Reproduce the data exactly and drop any pictures it holds.

====== RECORD LIST ======

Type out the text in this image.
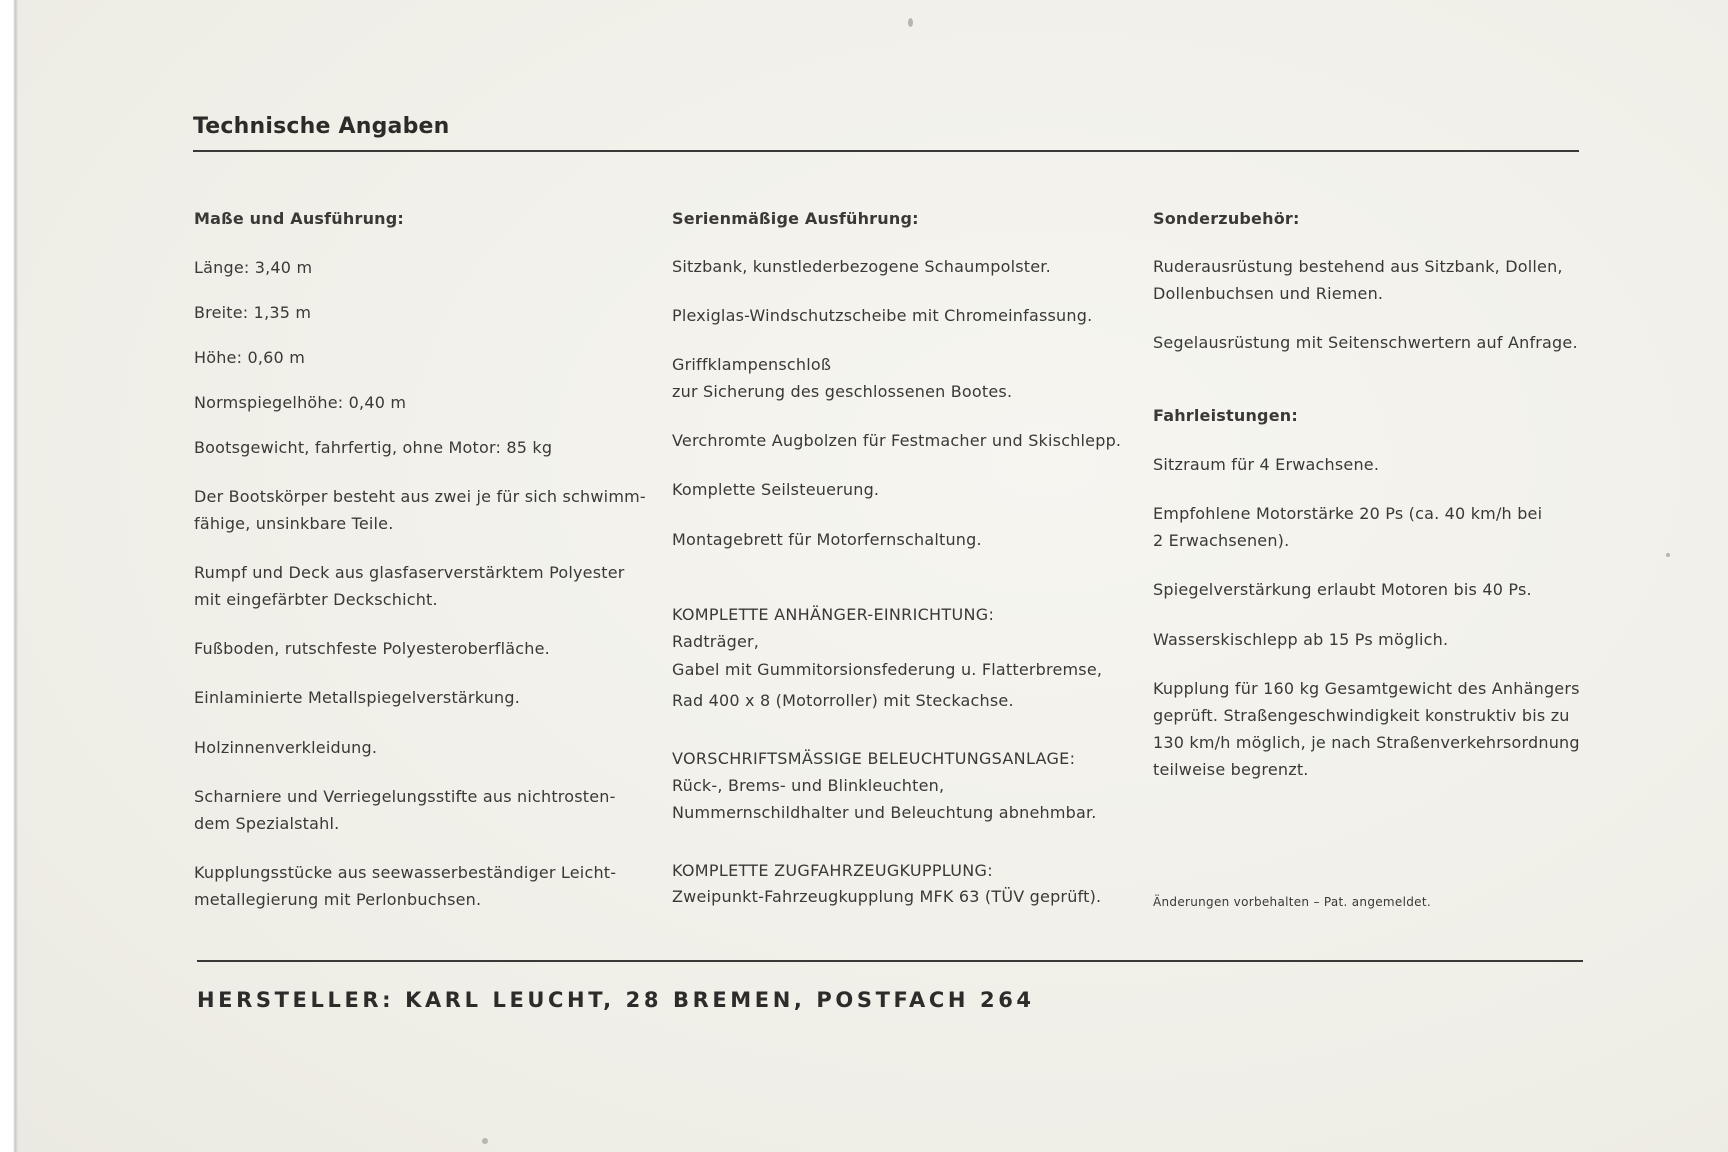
Technische Angaben
Maße und Ausführung:
Länge: 3,40 m
Breite: 1,35 m
Höhe: 0,60 m
Normspiegelhöhe: 0,40 m
Bootsgewicht, fahrfertig, ohne Motor: 85 kg
Der Bootskörper besteht aus zwei je für sich schwimm-
fähige, unsinkbare Teile.
Rumpf und Deck aus glasfaserverstärktem Polyester
mit eingefärbter Deckschicht.
Fußboden, rutschfeste Polyesteroberfläche.
Einlaminierte Metallspiegelverstärkung.
Holzinnenverkleidung.
Scharniere und Verriegelungsstifte aus nichtrosten-
dem Spezialstahl.
Kupplungsstücke aus seewasserbeständiger Leicht-
metallegierung mit Perlonbuchsen.
Serienmäßige Ausführung:
Sitzbank, kunstlederbezogene Schaumpolster.
Plexiglas-Windschutzscheibe mit Chromeinfassung.
Griffklampenschloß
zur Sicherung des geschlossenen Bootes.
Verchromte Augbolzen für Festmacher und Skischlepp.
Komplette Seilsteuerung.
Montagebrett für Motorfernschaltung.
KOMPLETTE ANHÄNGER-EINRICHTUNG:
Radträger,
Gabel mit Gummitorsionsfederung u. Flatterbremse,
Rad 400 x 8 (Motorroller) mit Steckachse.
VORSCHRIFTSMÄSSIGE BELEUCHTUNGSANLAGE:
Rück-, Brems- und Blinkleuchten,
Nummernschildhalter und Beleuchtung abnehmbar.
KOMPLETTE ZUGFAHRZEUGKUPPLUNG:
Zweipunkt-Fahrzeugkupplung MFK 63 (TÜV geprüft).
Sonderzubehör:
Ruderausrüstung bestehend aus Sitzbank, Dollen,
Dollenbuchsen und Riemen.
Segelausrüstung mit Seitenschwertern auf Anfrage.
Fahrleistungen:
Sitzraum für 4 Erwachsene.
Empfohlene Motorstärke 20 Ps (ca. 40 km/h bei
2 Erwachsenen).
Spiegelverstärkung erlaubt Motoren bis 40 Ps.
Wasserskischlepp ab 15 Ps möglich.
Kupplung für 160 kg Gesamtgewicht des Anhängers
geprüft. Straßengeschwindigkeit konstruktiv bis zu
130 km/h möglich, je nach Straßenverkehrsordnung
teilweise begrenzt.
Änderungen vorbehalten – Pat. angemeldet.
HERSTELLER: KARL LEUCHT, 28 BREMEN, POSTFACH 264
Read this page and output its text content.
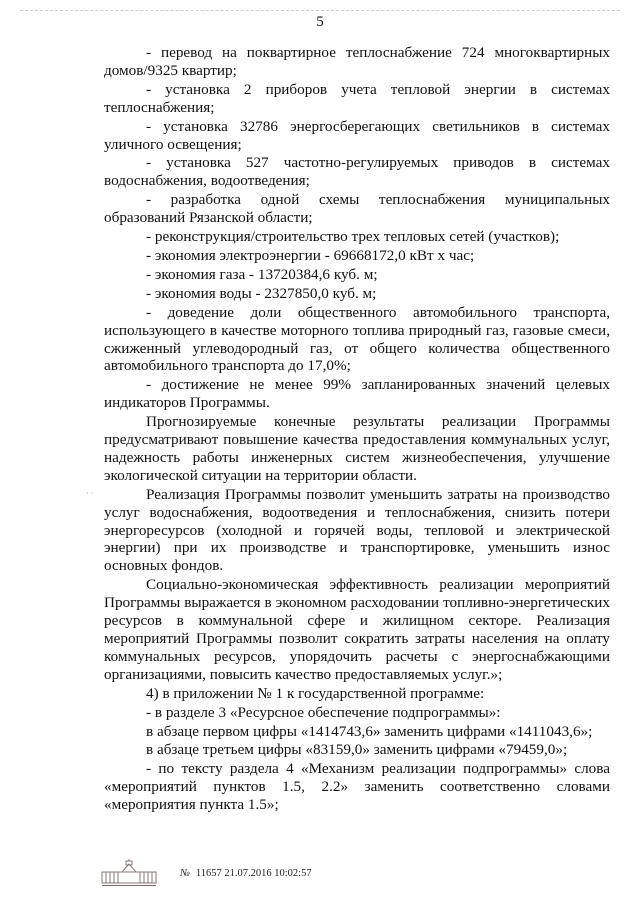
5
· ·

- перевод на поквартирное теплоснабжение 724 многоквартирных домов/9325 квартир;

- установка 2 приборов учета тепловой энергии в системах теплоснабжения;

- установка 32786 энергосберегающих светильников в системах уличного освещения;

- установка 527 частотно-регулируемых приводов в системах водоснабжения, водоотведения;

- разработка одной схемы теплоснабжения муниципальных образований Рязанской области;

- реконструкция/строительство трех тепловых сетей (участков);

- экономия электроэнергии - 69668172,0 кВт х час;

- экономия газа - 13720384,6 куб. м;

- экономия воды - 2327850,0 куб. м;

- доведение доли общественного автомобильного транспорта, использующего в качестве моторного топлива природный газ, газовые смеси, сжиженный углеводородный газ, от общего количества общественного автомобильного транспорта до 17,0%;

- достижение не менее 99% запланированных значений целевых индикаторов Программы.

Прогнозируемые конечные результаты реализации Программы предусматривают повышение качества предоставления коммунальных услуг, надежность работы инженерных систем жизнеобеспечения, улучшение экологической ситуации на территории области.

Реализация Программы позволит уменьшить затраты на производство услуг водоснабжения, водоотведения и теплоснабжения, снизить потери энергоресурсов (холодной и горячей воды, тепловой и электрической энергии) при их производстве и транспортировке, уменьшить износ основных фондов.

Социально-экономическая эффективность реализации мероприятий Программы выражается в экономном расходовании топливно-энергетических ресурсов в коммунальной сфере и жилищном секторе. Реализация мероприятий Программы позволит сократить затраты населения на оплату коммунальных ресурсов, упорядочить расчеты с энергоснабжающими организациями, повысить качество предоставляемых услуг.»;

4) в приложении № 1 к государственной программе:

- в разделе 3 «Ресурсное обеспечение подпрограммы»:

в абзаце первом цифры «1414743,6» заменить цифрами «1411043,6»;

в абзаце третьем цифры «83159,0» заменить цифрами «79459,0»;

- по тексту раздела 4 «Механизм реализации подпрограммы» слова «мероприятий пунктов 1.5, 2.2» заменить соответственно словами «мероприятия пункта 1.5»;

№ 11657 21.07.2016 10:02:57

======

* [ANSWER BELOW]
Type out the text in this image.
Technische Angaben
Maße und Ausführung:
Länge: 3,40 m
Breite: 1,35 m
Höhe: 0,60 m
Normspiegelhöhe: 0,40 m
Bootsgewicht, fahrfertig, ohne Motor: 85 kg
Der Bootskörper besteht aus zwei je für sich schwimm-
fähige, unsinkbare Teile.
Rumpf und Deck aus glasfaserverstärktem Polyester
mit eingefärbter Deckschicht.
Fußboden, rutschfeste Polyesteroberfläche.
Einlaminierte Metallspiegelverstärkung.
Holzinnenverkleidung.
Scharniere und Verriegelungsstifte aus nichtrosten-
dem Spezialstahl.
Kupplungsstücke aus seewasserbeständiger Leicht-
metallegierung mit Perlonbuchsen.
Serienmäßige Ausführung:
Sitzbank, kunstlederbezogene Schaumpolster.
Plexiglas-Windschutzscheibe mit Chromeinfassung.
Griffklampenschloß
zur Sicherung des geschlossenen Bootes.
Verchromte Augbolzen für Festmacher und Skischlepp.
Komplette Seilsteuerung.
Montagebrett für Motorfernschaltung.
KOMPLETTE ANHÄNGER-EINRICHTUNG:
Radträger,
Gabel mit Gummitorsionsfederung u. Flatterbremse,
Rad 400 x 8 (Motorroller) mit Steckachse.
VORSCHRIFTSMÄSSIGE BELEUCHTUNGSANLAGE:
Rück-, Brems- und Blinkleuchten,
Nummernschildhalter und Beleuchtung abnehmbar.
KOMPLETTE ZUGFAHRZEUGKUPPLUNG:
Zweipunkt-Fahrzeugkupplung MFK 63 (TÜV geprüft).
Sonderzubehör:
Ruderausrüstung bestehend aus Sitzbank, Dollen,
Dollenbuchsen und Riemen.
Segelausrüstung mit Seitenschwertern auf Anfrage.
Fahrleistungen:
Sitzraum für 4 Erwachsene.
Empfohlene Motorstärke 20 Ps (ca. 40 km/h bei
2 Erwachsenen).
Spiegelverstärkung erlaubt Motoren bis 40 Ps.
Wasserskischlepp ab 15 Ps möglich.
Kupplung für 160 kg Gesamtgewicht des Anhängers
geprüft. Straßengeschwindigkeit konstruktiv bis zu
130 km/h möglich, je nach Straßenverkehrsordnung
teilweise begrenzt.
Änderungen vorbehalten – Pat. angemeldet.
HERSTELLER: KARL LEUCHT, 28 BREMEN, POSTFACH 264
Read this page and output its text content.
5
· ·

- перевод на поквартирное теплоснабжение 724 многоквартирных домов/9325 квартир;

- установка 2 приборов учета тепловой энергии в системах теплоснабжения;

- установка 32786 энергосберегающих светильников в системах уличного освещения;

- установка 527 частотно-регулируемых приводов в системах водоснабжения, водоотведения;

- разработка одной схемы теплоснабжения муниципальных образований Рязанской области;

- реконструкция/строительство трех тепловых сетей (участков);

- экономия электроэнергии - 69668172,0 кВт х час;

- экономия газа - 13720384,6 куб. м;

- экономия воды - 2327850,0 куб. м;

- доведение доли общественного автомобильного транспорта, использующего в качестве моторного топлива природный газ, газовые смеси, сжиженный углеводородный газ, от общего количества общественного автомобильного транспорта до 17,0%;

- достижение не менее 99% запланированных значений целевых индикаторов Программы.

Прогнозируемые конечные результаты реализации Программы предусматривают повышение качества предоставления коммунальных услуг, надежность работы инженерных систем жизнеобеспечения, улучшение экологической ситуации на территории области.

Реализация Программы позволит уменьшить затраты на производство услуг водоснабжения, водоотведения и теплоснабжения, снизить потери энергоресурсов (холодной и горячей воды, тепловой и электрической энергии) при их производстве и транспортировке, уменьшить износ основных фондов.

Социально-экономическая эффективность реализации мероприятий Программы выражается в экономном расходовании топливно-энергетических ресурсов в коммунальной сфере и жилищном секторе. Реализация мероприятий Программы позволит сократить затраты населения на оплату коммунальных ресурсов, упорядочить расчеты с энергоснабжающими организациями, повысить качество предоставляемых услуг.»;

4) в приложении № 1 к государственной программе:

- в разделе 3 «Ресурсное обеспечение подпрограммы»:

в абзаце первом цифры «1414743,6» заменить цифрами «1411043,6»;

в абзаце третьем цифры «83159,0» заменить цифрами «79459,0»;

- по тексту раздела 4 «Механизм реализации подпрограммы» слова «мероприятий пунктов 1.5, 2.2» заменить соответственно словами «мероприятия пункта 1.5»;

№ 11657 21.07.2016 10:02:57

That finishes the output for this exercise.